_Records for the task_
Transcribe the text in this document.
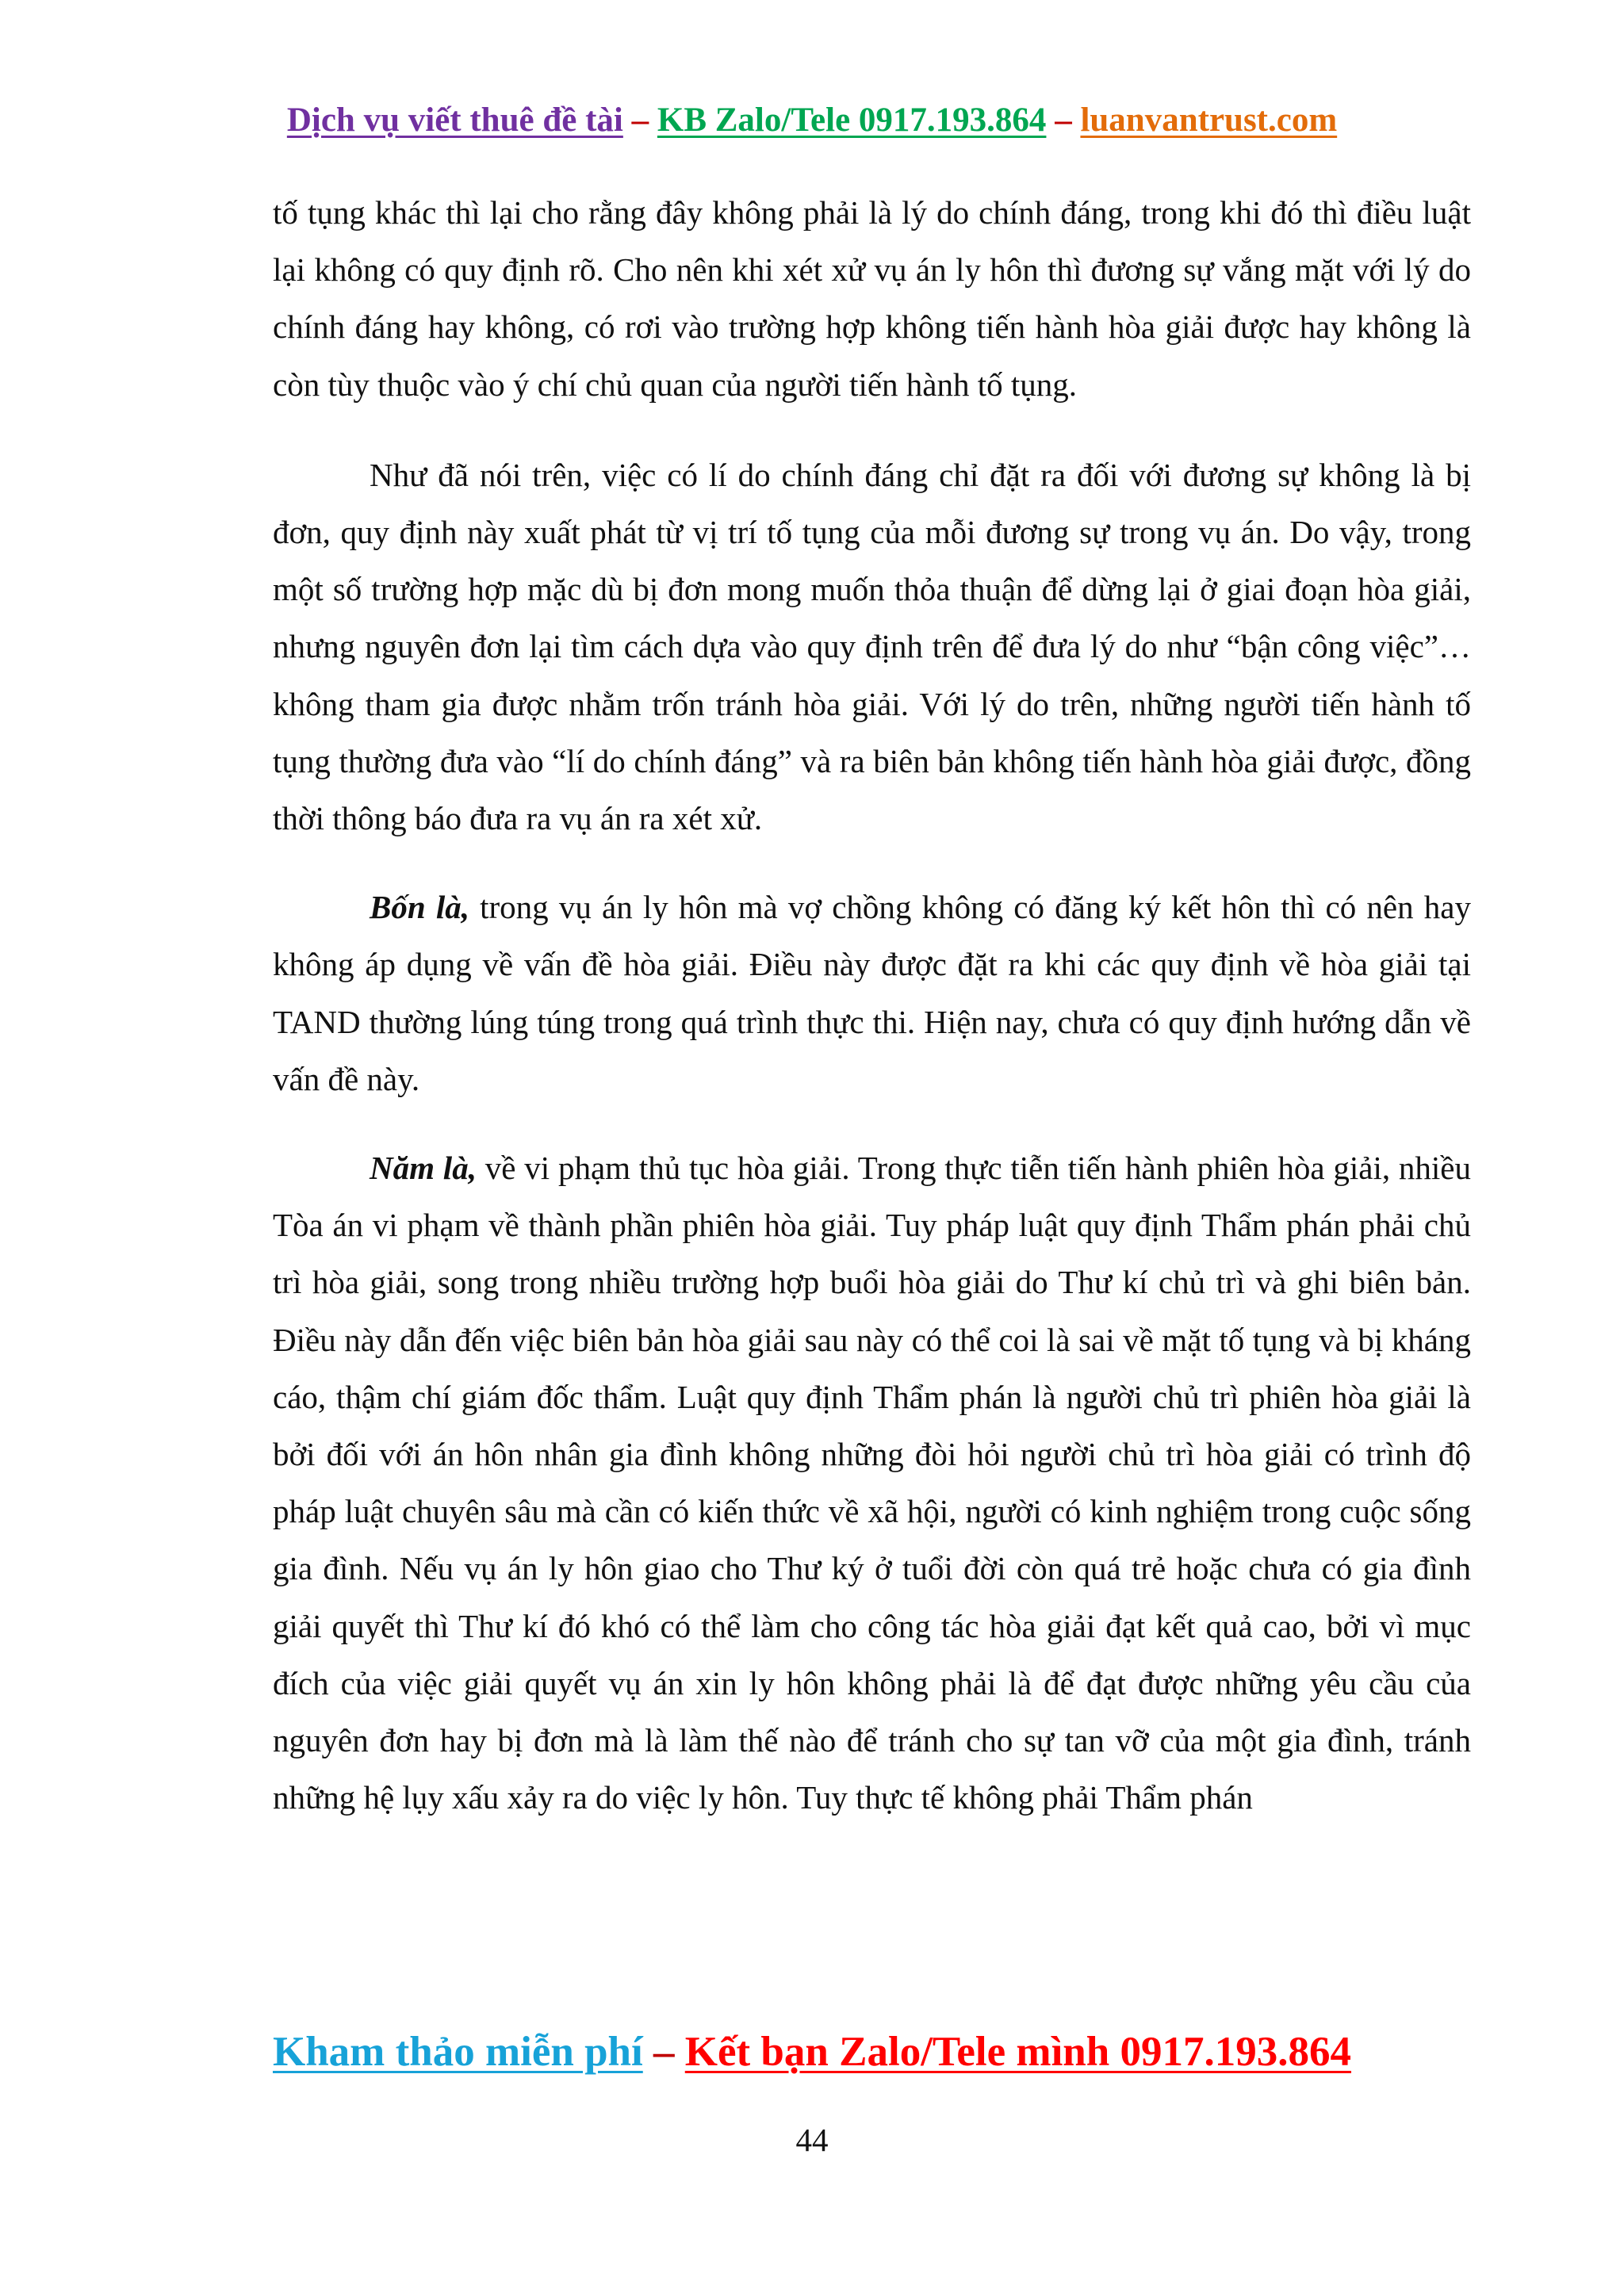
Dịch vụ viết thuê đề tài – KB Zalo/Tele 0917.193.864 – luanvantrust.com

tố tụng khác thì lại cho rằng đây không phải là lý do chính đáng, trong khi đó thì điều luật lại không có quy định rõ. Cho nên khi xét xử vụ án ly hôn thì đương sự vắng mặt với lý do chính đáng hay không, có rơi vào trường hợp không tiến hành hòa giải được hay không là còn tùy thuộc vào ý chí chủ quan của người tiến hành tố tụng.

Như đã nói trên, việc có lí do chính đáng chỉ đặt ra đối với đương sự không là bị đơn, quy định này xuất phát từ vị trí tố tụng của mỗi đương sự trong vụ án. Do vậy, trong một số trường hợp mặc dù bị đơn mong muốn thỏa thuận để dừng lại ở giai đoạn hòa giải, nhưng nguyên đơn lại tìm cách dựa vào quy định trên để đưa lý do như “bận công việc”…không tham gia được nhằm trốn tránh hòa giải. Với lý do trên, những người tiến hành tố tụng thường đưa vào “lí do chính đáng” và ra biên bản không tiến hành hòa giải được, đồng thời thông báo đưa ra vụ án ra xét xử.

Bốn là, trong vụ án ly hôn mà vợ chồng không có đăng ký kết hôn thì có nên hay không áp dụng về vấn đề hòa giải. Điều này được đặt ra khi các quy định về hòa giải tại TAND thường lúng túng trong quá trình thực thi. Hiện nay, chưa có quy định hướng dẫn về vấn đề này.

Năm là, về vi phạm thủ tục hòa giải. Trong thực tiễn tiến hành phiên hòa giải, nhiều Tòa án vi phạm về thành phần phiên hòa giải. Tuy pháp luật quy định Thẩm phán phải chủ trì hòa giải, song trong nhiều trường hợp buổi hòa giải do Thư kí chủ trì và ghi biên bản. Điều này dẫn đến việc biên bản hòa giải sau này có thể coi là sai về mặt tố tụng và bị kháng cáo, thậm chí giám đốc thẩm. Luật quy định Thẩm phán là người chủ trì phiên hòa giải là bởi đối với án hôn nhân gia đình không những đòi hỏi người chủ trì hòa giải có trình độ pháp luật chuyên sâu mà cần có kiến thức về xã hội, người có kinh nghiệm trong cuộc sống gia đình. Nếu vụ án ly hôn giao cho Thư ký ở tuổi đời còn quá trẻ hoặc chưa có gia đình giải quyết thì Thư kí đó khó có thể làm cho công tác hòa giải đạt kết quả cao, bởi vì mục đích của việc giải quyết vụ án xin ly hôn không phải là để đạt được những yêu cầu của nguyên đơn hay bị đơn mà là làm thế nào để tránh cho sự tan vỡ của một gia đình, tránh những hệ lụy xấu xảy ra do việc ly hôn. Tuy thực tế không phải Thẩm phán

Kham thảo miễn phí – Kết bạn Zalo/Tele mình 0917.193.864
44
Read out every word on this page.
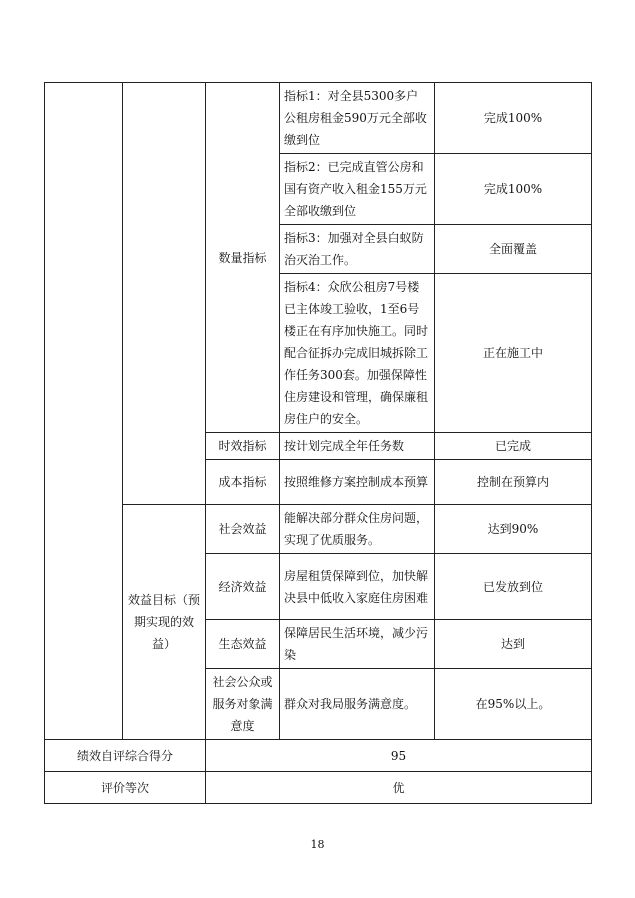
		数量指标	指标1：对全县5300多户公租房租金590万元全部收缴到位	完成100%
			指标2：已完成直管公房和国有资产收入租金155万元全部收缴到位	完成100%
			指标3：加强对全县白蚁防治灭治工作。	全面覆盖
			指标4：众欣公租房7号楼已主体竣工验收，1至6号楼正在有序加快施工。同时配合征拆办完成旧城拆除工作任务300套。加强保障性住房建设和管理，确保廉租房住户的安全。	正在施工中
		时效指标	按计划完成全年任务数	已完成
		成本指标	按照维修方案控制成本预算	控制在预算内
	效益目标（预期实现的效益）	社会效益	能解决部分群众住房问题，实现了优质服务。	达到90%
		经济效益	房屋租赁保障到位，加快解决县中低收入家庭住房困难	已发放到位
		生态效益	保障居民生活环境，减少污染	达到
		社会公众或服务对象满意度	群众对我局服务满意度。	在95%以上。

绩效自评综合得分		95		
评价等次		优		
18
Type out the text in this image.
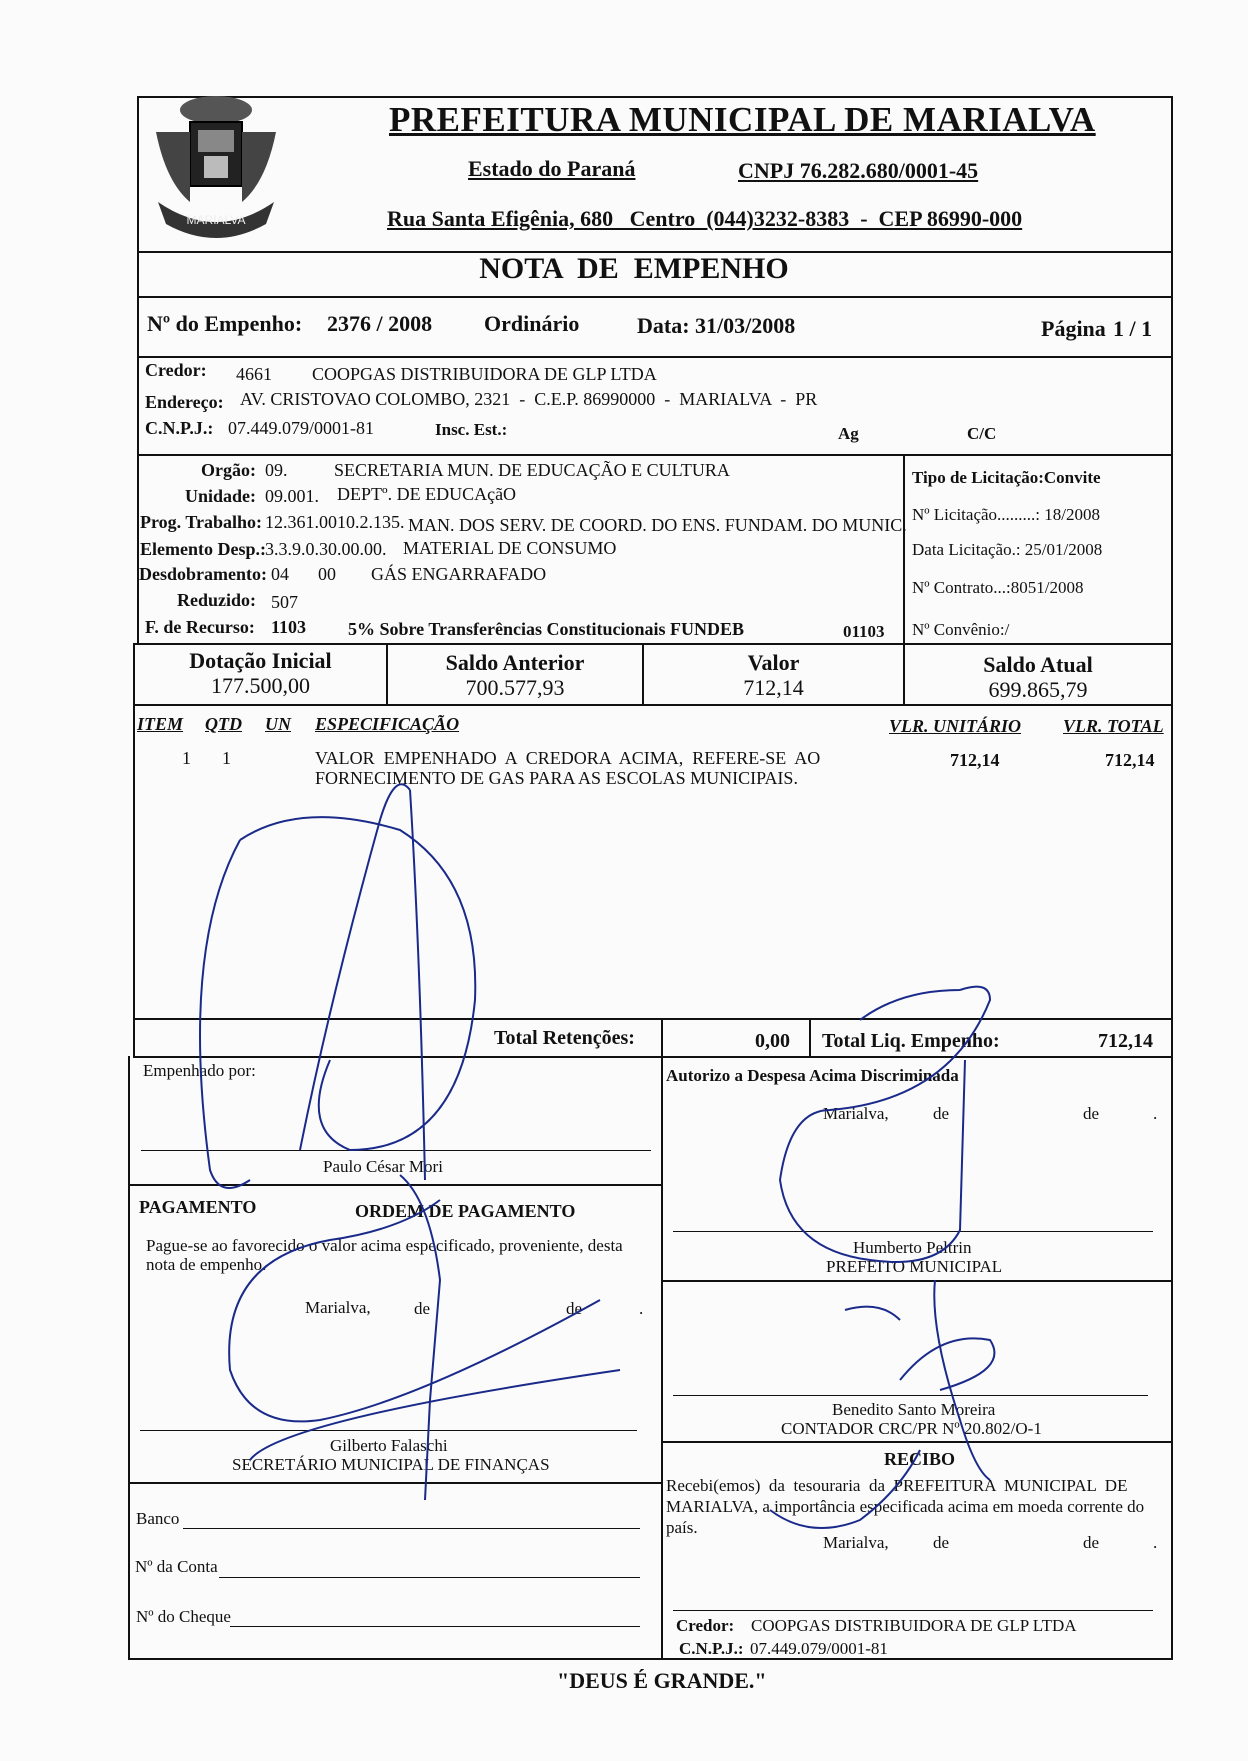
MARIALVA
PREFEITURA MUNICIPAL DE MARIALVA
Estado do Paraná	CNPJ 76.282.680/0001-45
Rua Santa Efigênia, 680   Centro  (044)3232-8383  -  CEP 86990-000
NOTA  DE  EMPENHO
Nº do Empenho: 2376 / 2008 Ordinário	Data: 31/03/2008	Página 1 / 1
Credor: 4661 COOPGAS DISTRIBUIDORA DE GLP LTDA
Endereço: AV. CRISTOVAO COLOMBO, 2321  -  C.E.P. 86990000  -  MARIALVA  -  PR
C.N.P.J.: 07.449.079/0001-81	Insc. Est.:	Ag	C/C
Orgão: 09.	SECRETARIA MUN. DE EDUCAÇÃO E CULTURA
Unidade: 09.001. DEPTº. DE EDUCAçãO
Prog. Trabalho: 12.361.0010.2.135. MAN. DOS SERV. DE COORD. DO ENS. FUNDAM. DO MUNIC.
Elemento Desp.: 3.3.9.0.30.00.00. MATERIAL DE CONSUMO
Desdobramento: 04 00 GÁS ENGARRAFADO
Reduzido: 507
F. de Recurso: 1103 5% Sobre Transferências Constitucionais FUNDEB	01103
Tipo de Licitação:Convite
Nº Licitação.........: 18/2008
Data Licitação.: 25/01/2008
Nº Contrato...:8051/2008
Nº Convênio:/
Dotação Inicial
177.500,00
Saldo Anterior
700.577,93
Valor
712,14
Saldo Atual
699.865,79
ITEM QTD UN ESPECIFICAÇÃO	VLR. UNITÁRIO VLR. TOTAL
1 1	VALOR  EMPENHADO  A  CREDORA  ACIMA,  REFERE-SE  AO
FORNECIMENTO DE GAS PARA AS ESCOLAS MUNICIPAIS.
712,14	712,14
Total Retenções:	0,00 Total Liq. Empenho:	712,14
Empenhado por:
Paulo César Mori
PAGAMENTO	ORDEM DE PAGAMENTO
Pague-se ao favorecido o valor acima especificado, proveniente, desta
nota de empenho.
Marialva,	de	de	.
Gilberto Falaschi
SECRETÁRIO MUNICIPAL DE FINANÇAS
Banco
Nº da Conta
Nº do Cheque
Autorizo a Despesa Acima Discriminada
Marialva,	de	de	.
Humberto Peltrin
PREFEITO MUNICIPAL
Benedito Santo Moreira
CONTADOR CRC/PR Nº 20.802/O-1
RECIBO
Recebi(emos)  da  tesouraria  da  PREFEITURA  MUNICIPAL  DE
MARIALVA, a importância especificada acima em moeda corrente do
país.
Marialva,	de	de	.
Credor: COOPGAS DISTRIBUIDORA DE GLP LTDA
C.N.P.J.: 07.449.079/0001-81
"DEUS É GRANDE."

_What the task requires_
Pull out every line above that holds the word "this".

_Solution_
Transcribe the text in this document.
Read out every word on this page.
Type out the text in this image.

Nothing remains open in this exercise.